Read the data and repeat all of it exactly.

[START]

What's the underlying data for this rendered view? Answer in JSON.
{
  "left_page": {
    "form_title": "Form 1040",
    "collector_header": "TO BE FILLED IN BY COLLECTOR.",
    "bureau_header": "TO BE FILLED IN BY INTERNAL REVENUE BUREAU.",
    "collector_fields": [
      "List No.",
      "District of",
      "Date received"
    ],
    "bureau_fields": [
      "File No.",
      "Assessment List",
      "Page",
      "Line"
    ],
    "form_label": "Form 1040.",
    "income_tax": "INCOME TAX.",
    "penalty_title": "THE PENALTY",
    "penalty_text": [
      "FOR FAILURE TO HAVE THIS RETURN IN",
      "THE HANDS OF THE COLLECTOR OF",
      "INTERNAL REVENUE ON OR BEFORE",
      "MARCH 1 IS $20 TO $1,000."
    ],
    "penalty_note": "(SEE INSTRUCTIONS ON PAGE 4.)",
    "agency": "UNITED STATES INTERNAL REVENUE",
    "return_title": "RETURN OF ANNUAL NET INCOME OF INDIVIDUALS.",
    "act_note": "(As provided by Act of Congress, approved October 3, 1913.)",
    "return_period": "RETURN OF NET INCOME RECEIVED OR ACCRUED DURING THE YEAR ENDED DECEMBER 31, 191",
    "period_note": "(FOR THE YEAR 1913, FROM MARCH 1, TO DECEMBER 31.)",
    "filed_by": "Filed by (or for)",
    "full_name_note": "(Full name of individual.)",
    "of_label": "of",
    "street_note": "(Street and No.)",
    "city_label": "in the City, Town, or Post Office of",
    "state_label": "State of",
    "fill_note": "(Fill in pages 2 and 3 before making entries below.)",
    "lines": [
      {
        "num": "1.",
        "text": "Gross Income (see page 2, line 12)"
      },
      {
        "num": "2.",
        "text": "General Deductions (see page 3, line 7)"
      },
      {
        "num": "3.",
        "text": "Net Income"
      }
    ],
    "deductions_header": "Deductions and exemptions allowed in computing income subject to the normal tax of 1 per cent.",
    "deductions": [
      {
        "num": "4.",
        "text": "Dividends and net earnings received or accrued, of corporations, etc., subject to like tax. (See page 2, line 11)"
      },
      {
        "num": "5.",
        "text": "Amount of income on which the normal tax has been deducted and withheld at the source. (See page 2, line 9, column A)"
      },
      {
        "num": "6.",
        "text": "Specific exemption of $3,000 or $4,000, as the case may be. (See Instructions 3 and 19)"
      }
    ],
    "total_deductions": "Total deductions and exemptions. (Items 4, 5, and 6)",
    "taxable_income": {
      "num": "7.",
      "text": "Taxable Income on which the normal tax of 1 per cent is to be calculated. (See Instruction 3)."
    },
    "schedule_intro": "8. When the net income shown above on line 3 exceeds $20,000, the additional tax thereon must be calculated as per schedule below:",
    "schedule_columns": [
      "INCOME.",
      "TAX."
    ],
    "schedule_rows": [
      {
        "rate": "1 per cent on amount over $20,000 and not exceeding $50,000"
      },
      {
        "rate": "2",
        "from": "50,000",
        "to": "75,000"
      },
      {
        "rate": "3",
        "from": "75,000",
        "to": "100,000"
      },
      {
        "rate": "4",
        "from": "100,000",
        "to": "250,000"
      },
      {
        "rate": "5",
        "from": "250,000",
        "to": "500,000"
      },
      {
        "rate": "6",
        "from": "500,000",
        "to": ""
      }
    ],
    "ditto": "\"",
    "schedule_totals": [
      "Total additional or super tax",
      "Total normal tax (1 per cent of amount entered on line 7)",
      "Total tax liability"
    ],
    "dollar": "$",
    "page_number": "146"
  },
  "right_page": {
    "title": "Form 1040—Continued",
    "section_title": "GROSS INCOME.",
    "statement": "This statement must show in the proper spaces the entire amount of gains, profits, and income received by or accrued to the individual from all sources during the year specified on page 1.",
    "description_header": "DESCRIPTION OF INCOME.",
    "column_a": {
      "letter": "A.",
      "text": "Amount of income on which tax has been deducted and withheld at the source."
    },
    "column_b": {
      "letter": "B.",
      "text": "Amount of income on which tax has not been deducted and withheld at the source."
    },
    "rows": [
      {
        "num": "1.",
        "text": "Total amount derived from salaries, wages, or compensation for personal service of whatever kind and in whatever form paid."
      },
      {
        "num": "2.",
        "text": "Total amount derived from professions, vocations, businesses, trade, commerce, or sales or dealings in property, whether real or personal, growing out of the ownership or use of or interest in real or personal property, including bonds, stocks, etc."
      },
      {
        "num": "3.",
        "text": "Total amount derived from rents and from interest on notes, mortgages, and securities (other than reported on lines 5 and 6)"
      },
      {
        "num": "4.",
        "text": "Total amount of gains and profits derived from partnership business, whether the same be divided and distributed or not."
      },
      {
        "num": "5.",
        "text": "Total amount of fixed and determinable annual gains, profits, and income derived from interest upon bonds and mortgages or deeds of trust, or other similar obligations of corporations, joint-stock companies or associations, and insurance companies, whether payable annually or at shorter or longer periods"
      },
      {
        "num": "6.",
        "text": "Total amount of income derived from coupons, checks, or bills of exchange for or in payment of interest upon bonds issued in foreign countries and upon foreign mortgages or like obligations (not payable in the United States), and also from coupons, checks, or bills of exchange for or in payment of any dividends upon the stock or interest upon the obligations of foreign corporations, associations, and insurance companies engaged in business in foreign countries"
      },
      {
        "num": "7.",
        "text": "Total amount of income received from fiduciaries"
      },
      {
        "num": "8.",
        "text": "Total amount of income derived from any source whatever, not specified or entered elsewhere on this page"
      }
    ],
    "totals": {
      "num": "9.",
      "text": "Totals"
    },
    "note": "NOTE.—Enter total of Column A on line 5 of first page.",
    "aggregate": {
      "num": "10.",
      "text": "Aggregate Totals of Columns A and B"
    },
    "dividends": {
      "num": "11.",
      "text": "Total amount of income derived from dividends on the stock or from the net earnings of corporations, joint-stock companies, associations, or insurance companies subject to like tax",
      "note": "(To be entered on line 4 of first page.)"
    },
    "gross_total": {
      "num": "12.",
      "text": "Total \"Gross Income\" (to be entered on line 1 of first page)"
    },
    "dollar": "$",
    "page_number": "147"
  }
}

[END]

• **Answer to the problem**
What's the underlying data for this rendered view? Answer in JSON.
{
  "left_page": {
    "form_title": "Form 1040",
    "collector_header": "TO BE FILLED IN BY COLLECTOR.",
    "bureau_header": "TO BE FILLED IN BY INTERNAL REVENUE BUREAU.",
    "collector_fields": [
      "List No.",
      "District of",
      "Date received"
    ],
    "bureau_fields": [
      "File No.",
      "Assessment List",
      "Page",
      "Line"
    ],
    "form_label": "Form 1040.",
    "income_tax": "INCOME TAX.",
    "penalty_title": "THE PENALTY",
    "penalty_text": [
      "FOR FAILURE TO HAVE THIS RETURN IN",
      "THE HANDS OF THE COLLECTOR OF",
      "INTERNAL REVENUE ON OR BEFORE",
      "MARCH 1 IS $20 TO $1,000."
    ],
    "penalty_note": "(SEE INSTRUCTIONS ON PAGE 4.)",
    "agency": "UNITED STATES INTERNAL REVENUE",
    "return_title": "RETURN OF ANNUAL NET INCOME OF INDIVIDUALS.",
    "act_note": "(As provided by Act of Congress, approved October 3, 1913.)",
    "return_period": "RETURN OF NET INCOME RECEIVED OR ACCRUED DURING THE YEAR ENDED DECEMBER 31, 191",
    "period_note": "(FOR THE YEAR 1913, FROM MARCH 1, TO DECEMBER 31.)",
    "filed_by": "Filed by (or for)",
    "full_name_note": "(Full name of individual.)",
    "of_label": "of",
    "street_note": "(Street and No.)",
    "city_label": "in the City, Town, or Post Office of",
    "state_label": "State of",
    "fill_note": "(Fill in pages 2 and 3 before making entries below.)",
    "lines": [
      {
        "num": "1.",
        "text": "Gross Income (see page 2, line 12)"
      },
      {
        "num": "2.",
        "text": "General Deductions (see page 3, line 7)"
      },
      {
        "num": "3.",
        "text": "Net Income"
      }
    ],
    "deductions_header": "Deductions and exemptions allowed in computing income subject to the normal tax of 1 per cent.",
    "deductions": [
      {
        "num": "4.",
        "text": "Dividends and net earnings received or accrued, of corporations, etc., subject to like tax. (See page 2, line 11)"
      },
      {
        "num": "5.",
        "text": "Amount of income on which the normal tax has been deducted and withheld at the source. (See page 2, line 9, column A)"
      },
      {
        "num": "6.",
        "text": "Specific exemption of $3,000 or $4,000, as the case may be. (See Instructions 3 and 19)"
      }
    ],
    "total_deductions": "Total deductions and exemptions. (Items 4, 5, and 6)",
    "taxable_income": {
      "num": "7.",
      "text": "Taxable Income on which the normal tax of 1 per cent is to be calculated. (See Instruction 3)."
    },
    "schedule_intro": "8. When the net income shown above on line 3 exceeds $20,000, the additional tax thereon must be calculated as per schedule below:",
    "schedule_columns": [
      "INCOME.",
      "TAX."
    ],
    "schedule_rows": [
      {
        "rate": "1 per cent on amount over $20,000 and not exceeding $50,000"
      },
      {
        "rate": "2",
        "from": "50,000",
        "to": "75,000"
      },
      {
        "rate": "3",
        "from": "75,000",
        "to": "100,000"
      },
      {
        "rate": "4",
        "from": "100,000",
        "to": "250,000"
      },
      {
        "rate": "5",
        "from": "250,000",
        "to": "500,000"
      },
      {
        "rate": "6",
        "from": "500,000",
        "to": ""
      }
    ],
    "ditto": "\"",
    "schedule_totals": [
      "Total additional or super tax",
      "Total normal tax (1 per cent of amount entered on line 7)",
      "Total tax liability"
    ],
    "dollar": "$",
    "page_number": "146"
  },
  "right_page": {
    "title": "Form 1040—Continued",
    "section_title": "GROSS INCOME.",
    "statement": "This statement must show in the proper spaces the entire amount of gains, profits, and income received by or accrued to the individual from all sources during the year specified on page 1.",
    "description_header": "DESCRIPTION OF INCOME.",
    "column_a": {
      "letter": "A.",
      "text": "Amount of income on which tax has been deducted and withheld at the source."
    },
    "column_b": {
      "letter": "B.",
      "text": "Amount of income on which tax has not been deducted and withheld at the source."
    },
    "rows": [
      {
        "num": "1.",
        "text": "Total amount derived from salaries, wages, or compensation for personal service of whatever kind and in whatever form paid."
      },
      {
        "num": "2.",
        "text": "Total amount derived from professions, vocations, businesses, trade, commerce, or sales or dealings in property, whether real or personal, growing out of the ownership or use of or interest in real or personal property, including bonds, stocks, etc."
      },
      {
        "num": "3.",
        "text": "Total amount derived from rents and from interest on notes, mortgages, and securities (other than reported on lines 5 and 6)"
      },
      {
        "num": "4.",
        "text": "Total amount of gains and profits derived from partnership business, whether the same be divided and distributed or not."
      },
      {
        "num": "5.",
        "text": "Total amount of fixed and determinable annual gains, profits, and income derived from interest upon bonds and mortgages or deeds of trust, or other similar obligations of corporations, joint-stock companies or associations, and insurance companies, whether payable annually or at shorter or longer periods"
      },
      {
        "num": "6.",
        "text": "Total amount of income derived from coupons, checks, or bills of exchange for or in payment of interest upon bonds issued in foreign countries and upon foreign mortgages or like obligations (not payable in the United States), and also from coupons, checks, or bills of exchange for or in payment of any dividends upon the stock or interest upon the obligations of foreign corporations, associations, and insurance companies engaged in business in foreign countries"
      },
      {
        "num": "7.",
        "text": "Total amount of income received from fiduciaries"
      },
      {
        "num": "8.",
        "text": "Total amount of income derived from any source whatever, not specified or entered elsewhere on this page"
      }
    ],
    "totals": {
      "num": "9.",
      "text": "Totals"
    },
    "note": "NOTE.—Enter total of Column A on line 5 of first page.",
    "aggregate": {
      "num": "10.",
      "text": "Aggregate Totals of Columns A and B"
    },
    "dividends": {
      "num": "11.",
      "text": "Total amount of income derived from dividends on the stock or from the net earnings of corporations, joint-stock companies, associations, or insurance companies subject to like tax",
      "note": "(To be entered on line 4 of first page.)"
    },
    "gross_total": {
      "num": "12.",
      "text": "Total \"Gross Income\" (to be entered on line 1 of first page)"
    },
    "dollar": "$",
    "page_number": "147"
  }
}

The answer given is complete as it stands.